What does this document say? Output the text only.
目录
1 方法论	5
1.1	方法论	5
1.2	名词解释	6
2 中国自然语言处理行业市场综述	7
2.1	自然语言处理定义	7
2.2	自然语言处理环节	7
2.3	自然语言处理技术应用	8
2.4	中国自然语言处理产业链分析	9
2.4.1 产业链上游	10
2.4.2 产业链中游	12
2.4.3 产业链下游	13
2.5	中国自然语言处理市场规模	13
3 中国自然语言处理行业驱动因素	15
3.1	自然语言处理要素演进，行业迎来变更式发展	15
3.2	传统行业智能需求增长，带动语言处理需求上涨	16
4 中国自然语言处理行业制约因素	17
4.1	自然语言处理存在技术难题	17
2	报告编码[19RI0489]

==*==

**DIRECTIONS FOR THIS TASK:**
Above are some records; repeat all of them exactly.

**COMPLETE RESPONSE:**
What does this document say? Output the text only.
目录
1 方法论	5
1.1	方法论	5
1.2	名词解释	6
2 中国自然语言处理行业市场综述	7
2.1	自然语言处理定义	7
2.2	自然语言处理环节	7
2.3	自然语言处理技术应用	8
2.4	中国自然语言处理产业链分析	9
2.4.1 产业链上游	10
2.4.2 产业链中游	12
2.4.3 产业链下游	13
2.5	中国自然语言处理市场规模	13
3 中国自然语言处理行业驱动因素	15
3.1	自然语言处理要素演进，行业迎来变更式发展	15
3.2	传统行业智能需求增长，带动语言处理需求上涨	16
4 中国自然语言处理行业制约因素	17
4.1	自然语言处理存在技术难题	17
2	报告编码[19RI0489]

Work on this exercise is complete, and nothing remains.